== Stated task ==
Reproduce the records. Keep every word exact and include no images.
* Start *
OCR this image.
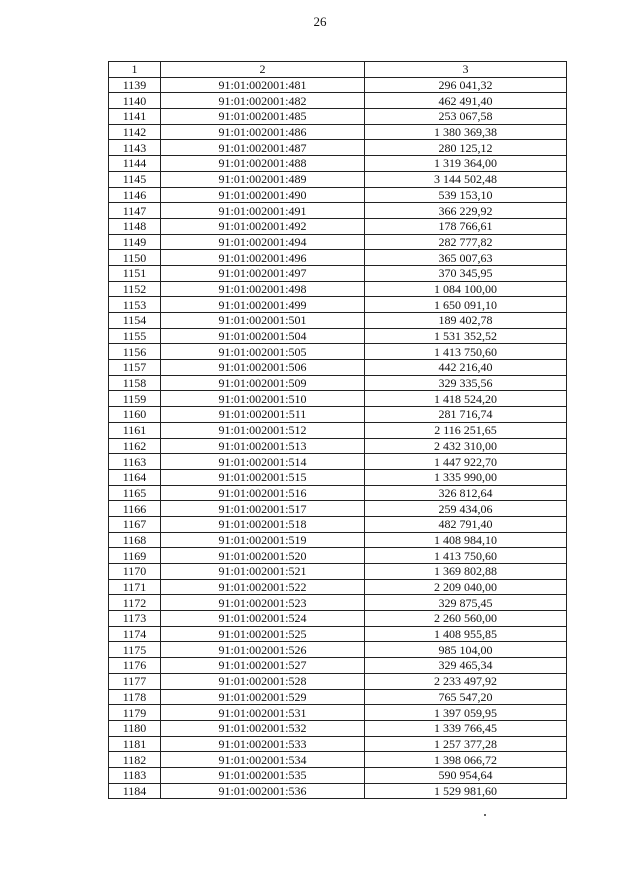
26
1	2	3
1139	91:01:002001:481	296 041,32
1140	91:01:002001:482	462 491,40
1141	91:01:002001:485	253 067,58
1142	91:01:002001:486	1 380 369,38
1143	91:01:002001:487	280 125,12
1144	91:01:002001:488	1 319 364,00
1145	91:01:002001:489	3 144 502,48
1146	91:01:002001:490	539 153,10
1147	91:01:002001:491	366 229,92
1148	91:01:002001:492	178 766,61
1149	91:01:002001:494	282 777,82
1150	91:01:002001:496	365 007,63
1151	91:01:002001:497	370 345,95
1152	91:01:002001:498	1 084 100,00
1153	91:01:002001:499	1 650 091,10
1154	91:01:002001:501	189 402,78
1155	91:01:002001:504	1 531 352,52
1156	91:01:002001:505	1 413 750,60
1157	91:01:002001:506	442 216,40
1158	91:01:002001:509	329 335,56
1159	91:01:002001:510	1 418 524,20
1160	91:01:002001:511	281 716,74
1161	91:01:002001:512	2 116 251,65
1162	91:01:002001:513	2 432 310,00
1163	91:01:002001:514	1 447 922,70
1164	91:01:002001:515	1 335 990,00
1165	91:01:002001:516	326 812,64
1166	91:01:002001:517	259 434,06
1167	91:01:002001:518	482 791,40
1168	91:01:002001:519	1 408 984,10
1169	91:01:002001:520	1 413 750,60
1170	91:01:002001:521	1 369 802,88
1171	91:01:002001:522	2 209 040,00
1172	91:01:002001:523	329 875,45
1173	91:01:002001:524	2 260 560,00
1174	91:01:002001:525	1 408 955,85
1175	91:01:002001:526	985 104,00
1176	91:01:002001:527	329 465,34
1177	91:01:002001:528	2 233 497,92
1178	91:01:002001:529	765 547,20
1179	91:01:002001:531	1 397 059,95
1180	91:01:002001:532	1 339 766,45
1181	91:01:002001:533	1 257 377,28
1182	91:01:002001:534	1 398 066,72
1183	91:01:002001:535	590 954,64
1184	91:01:002001:536	1 529 981,60
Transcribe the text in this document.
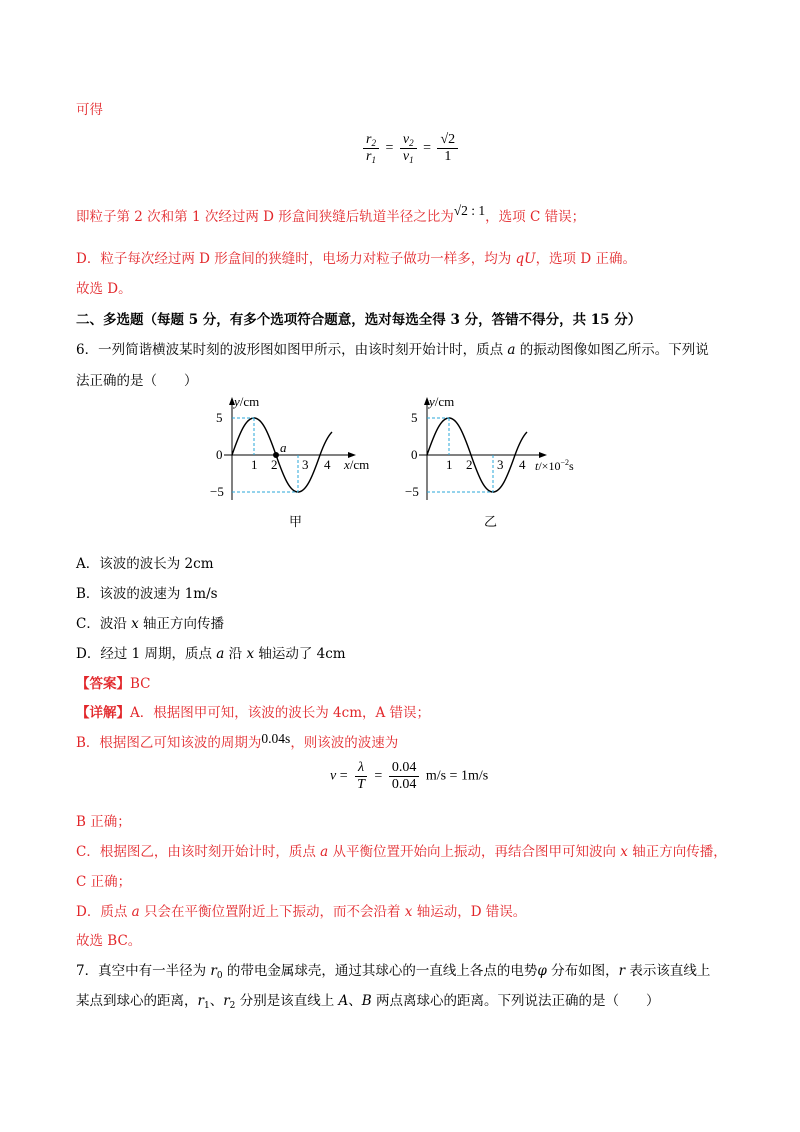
可得
$\frac{r_2}{r_1} = \frac{v_2}{v_1} = \frac{√2}{1}$
即粒子第 2 次和第 1 次经过两 D 形盒间狭缝后轨道半径之比为√2 : 1，选项 C 错误；
D．粒子每次经过两 D 形盒间的狭缝时，电场力对粒子做功一样多，均为 qU，选项 D 正确。
故选 D。
二、多选题（每题 5 分，有多个选项符合题意，选对每选全得 3 分，答错不得分，共 15 分）
6．一列简谐横波某时刻的波形图如图甲所示，由该时刻开始计时，质点 a 的振动图像如图乙所示。下列说
法正确的是（　　）
y/cm
5
0
−5
1 2 3 4
a
x/cm
甲
y/cm
5
0
−5
1 2 3 4 $t/\times 10^{-2}s$
乙
A．该波的波长为 2cm
B．该波的波速为 1m/s
C．波沿 x 轴正方向传播
D．经过 1 周期，质点 a 沿 x 轴运动了 4cm
【答案】BC
【详解】A．根据图甲可知，该波的波长为 4cm，A 错误；
B．根据图乙可知该波的周期为0.04s，则该波的波速为
$v = \frac{\lambda}{T} = \frac{0.04}{0.04} m/s = 1m/s$
B 正确；
C．根据图乙，由该时刻开始计时，质点 a 从平衡位置开始向上振动，再结合图甲可知波向 x 轴正方向传播，
C 正确；
D．质点 a 只会在平衡位置附近上下振动，而不会沿着 x 轴运动，D 错误。
故选 BC。
7．真空中有一半径为 $r_0$ 的带电金属球壳，通过其球心的一直线上各点的电势φ 分布如图，r 表示该直线上
某点到球心的距离，$r_1$、$r_2$ 分别是该直线上 A、B 两点离球心的距离。下列说法正确的是（　　）
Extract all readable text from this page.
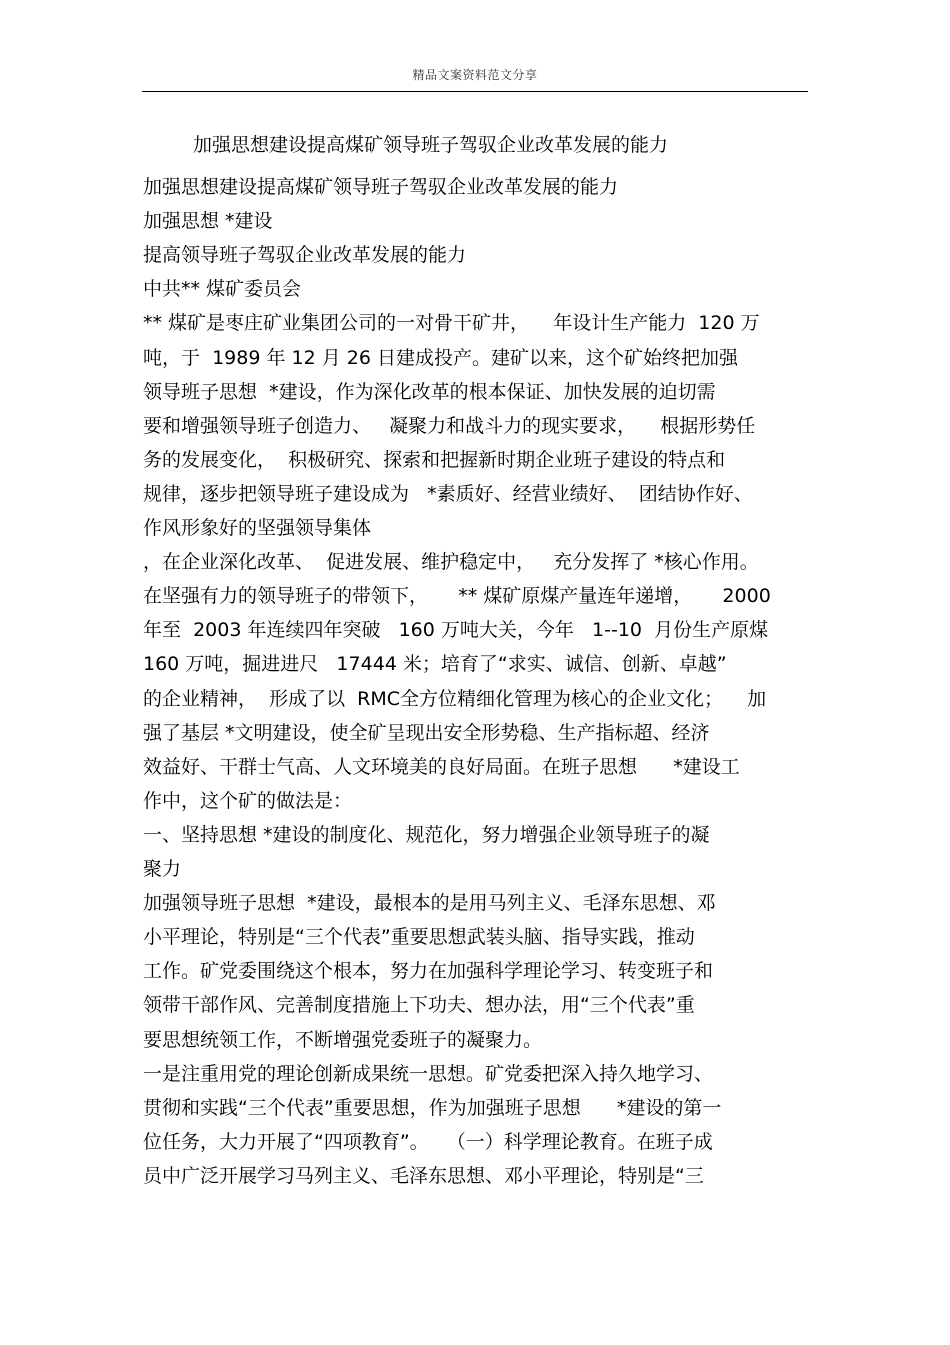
精品文案资料范文分享
加强思想建设提高煤矿领导班子驾驭企业改革发展的能力
加强思想建设提高煤矿领导班子驾驭企业改革发展的能力
加强思想 *建设
提高领导班子驾驭企业改革发展的能力
中共** 煤矿委员会
** 煤矿是枣庄矿业集团公司的一对骨干矿井，    年设计生产能力  120 万
吨，于  1989 年 12 月 26 日建成投产。建矿以来，这个矿始终把加强
领导班子思想  *建设，作为深化改革的根本保证、加快发展的迫切需
要和增强领导班子创造力、   凝聚力和战斗力的现实要求，    根据形势任
务的发展变化，  积极研究、探索和把握新时期企业班子建设的特点和
规律，逐步把领导班子建设成为   *素质好、经营业绩好、  团结协作好、
作风形象好的坚强领导集体
，在企业深化改革、  促进发展、维护稳定中，   充分发挥了 *核心作用。
在坚强有力的领导班子的带领下，     ** 煤矿原煤产量连年递增，     2000
年至  2003 年连续四年突破   160 万吨大关，今年   1--10  月份生产原煤
160 万吨，掘进进尺   17444 米；培育了“求实、诚信、创新、卓越”
的企业精神，  形成了以  RMC全方位精细化管理为核心的企业文化；    加
强了基层 *文明建设，使全矿呈现出安全形势稳、生产指标超、经济
效益好、干群士气高、人文环境美的良好局面。在班子思想      *建设工
作中，这个矿的做法是：
一、坚持思想 *建设的制度化、规范化，努力增强企业领导班子的凝
聚力
加强领导班子思想  *建设，最根本的是用马列主义、毛泽东思想、邓
小平理论，特别是“三个代表”重要思想武装头脑、指导实践，推动
工作。矿党委围绕这个根本，努力在加强科学理论学习、转变班子和
领带干部作风、完善制度措施上下功夫、想办法，用“三个代表”重
要思想统领工作，不断增强党委班子的凝聚力。
一是注重用党的理论创新成果统一思想。矿党委把深入持久地学习、
贯彻和实践“三个代表”重要思想，作为加强班子思想      *建设的第一
位任务，大力开展了“四项教育”。   （一）科学理论教育。在班子成
员中广泛开展学习马列主义、毛泽东思想、邓小平理论，特别是“三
* End *
== Problem solution ==
OCR this image.
26
1	2	3
1139	91:01:002001:481	296 041,32
1140	91:01:002001:482	462 491,40
1141	91:01:002001:485	253 067,58
1142	91:01:002001:486	1 380 369,38
1143	91:01:002001:487	280 125,12
1144	91:01:002001:488	1 319 364,00
1145	91:01:002001:489	3 144 502,48
1146	91:01:002001:490	539 153,10
1147	91:01:002001:491	366 229,92
1148	91:01:002001:492	178 766,61
1149	91:01:002001:494	282 777,82
1150	91:01:002001:496	365 007,63
1151	91:01:002001:497	370 345,95
1152	91:01:002001:498	1 084 100,00
1153	91:01:002001:499	1 650 091,10
1154	91:01:002001:501	189 402,78
1155	91:01:002001:504	1 531 352,52
1156	91:01:002001:505	1 413 750,60
1157	91:01:002001:506	442 216,40
1158	91:01:002001:509	329 335,56
1159	91:01:002001:510	1 418 524,20
1160	91:01:002001:511	281 716,74
1161	91:01:002001:512	2 116 251,65
1162	91:01:002001:513	2 432 310,00
1163	91:01:002001:514	1 447 922,70
1164	91:01:002001:515	1 335 990,00
1165	91:01:002001:516	326 812,64
1166	91:01:002001:517	259 434,06
1167	91:01:002001:518	482 791,40
1168	91:01:002001:519	1 408 984,10
1169	91:01:002001:520	1 413 750,60
1170	91:01:002001:521	1 369 802,88
1171	91:01:002001:522	2 209 040,00
1172	91:01:002001:523	329 875,45
1173	91:01:002001:524	2 260 560,00
1174	91:01:002001:525	1 408 955,85
1175	91:01:002001:526	985 104,00
1176	91:01:002001:527	329 465,34
1177	91:01:002001:528	2 233 497,92
1178	91:01:002001:529	765 547,20
1179	91:01:002001:531	1 397 059,95
1180	91:01:002001:532	1 339 766,45
1181	91:01:002001:533	1 257 377,28
1182	91:01:002001:534	1 398 066,72
1183	91:01:002001:535	590 954,64
1184	91:01:002001:536	1 529 981,60
Transcribe the text in this document.
可得
$\frac{r_2}{r_1} = \frac{v_2}{v_1} = \frac{√2}{1}$
即粒子第 2 次和第 1 次经过两 D 形盒间狭缝后轨道半径之比为√2 : 1，选项 C 错误；
D．粒子每次经过两 D 形盒间的狭缝时，电场力对粒子做功一样多，均为 qU，选项 D 正确。
故选 D。
二、多选题（每题 5 分，有多个选项符合题意，选对每选全得 3 分，答错不得分，共 15 分）
6．一列简谐横波某时刻的波形图如图甲所示，由该时刻开始计时，质点 a 的振动图像如图乙所示。下列说
法正确的是（　　）
y/cm
5
0
−5
1 2 3 4
a
x/cm
甲
y/cm
5
0
−5
1 2 3 4 $t/\times 10^{-2}s$
乙
A．该波的波长为 2cm
B．该波的波速为 1m/s
C．波沿 x 轴正方向传播
D．经过 1 周期，质点 a 沿 x 轴运动了 4cm
【答案】BC
【详解】A．根据图甲可知，该波的波长为 4cm，A 错误；
B．根据图乙可知该波的周期为0.04s，则该波的波速为
$v = \frac{\lambda}{T} = \frac{0.04}{0.04} m/s = 1m/s$
B 正确；
C．根据图乙，由该时刻开始计时，质点 a 从平衡位置开始向上振动，再结合图甲可知波向 x 轴正方向传播，
C 正确；
D．质点 a 只会在平衡位置附近上下振动，而不会沿着 x 轴运动，D 错误。
故选 BC。
7．真空中有一半径为 $r_0$ 的带电金属球壳，通过其球心的一直线上各点的电势φ 分布如图，r 表示该直线上
某点到球心的距离，$r_1$、$r_2$ 分别是该直线上 A、B 两点离球心的距离。下列说法正确的是（　　）
Extract all readable text from this page.
精品文案资料范文分享
加强思想建设提高煤矿领导班子驾驭企业改革发展的能力
加强思想建设提高煤矿领导班子驾驭企业改革发展的能力
加强思想 *建设
提高领导班子驾驭企业改革发展的能力
中共** 煤矿委员会
** 煤矿是枣庄矿业集团公司的一对骨干矿井，    年设计生产能力  120 万
吨，于  1989 年 12 月 26 日建成投产。建矿以来，这个矿始终把加强
领导班子思想  *建设，作为深化改革的根本保证、加快发展的迫切需
要和增强领导班子创造力、   凝聚力和战斗力的现实要求，    根据形势任
务的发展变化，  积极研究、探索和把握新时期企业班子建设的特点和
规律，逐步把领导班子建设成为   *素质好、经营业绩好、  团结协作好、
作风形象好的坚强领导集体
，在企业深化改革、  促进发展、维护稳定中，   充分发挥了 *核心作用。
在坚强有力的领导班子的带领下，     ** 煤矿原煤产量连年递增，     2000
年至  2003 年连续四年突破   160 万吨大关，今年   1--10  月份生产原煤
160 万吨，掘进进尺   17444 米；培育了“求实、诚信、创新、卓越”
的企业精神，  形成了以  RMC全方位精细化管理为核心的企业文化；    加
强了基层 *文明建设，使全矿呈现出安全形势稳、生产指标超、经济
效益好、干群士气高、人文环境美的良好局面。在班子思想      *建设工
作中，这个矿的做法是：
一、坚持思想 *建设的制度化、规范化，努力增强企业领导班子的凝
聚力
加强领导班子思想  *建设，最根本的是用马列主义、毛泽东思想、邓
小平理论，特别是“三个代表”重要思想武装头脑、指导实践，推动
工作。矿党委围绕这个根本，努力在加强科学理论学习、转变班子和
领带干部作风、完善制度措施上下功夫、想办法，用“三个代表”重
要思想统领工作，不断增强党委班子的凝聚力。
一是注重用党的理论创新成果统一思想。矿党委把深入持久地学习、
贯彻和实践“三个代表”重要思想，作为加强班子思想      *建设的第一
位任务，大力开展了“四项教育”。   （一）科学理论教育。在班子成
员中广泛开展学习马列主义、毛泽东思想、邓小平理论，特别是“三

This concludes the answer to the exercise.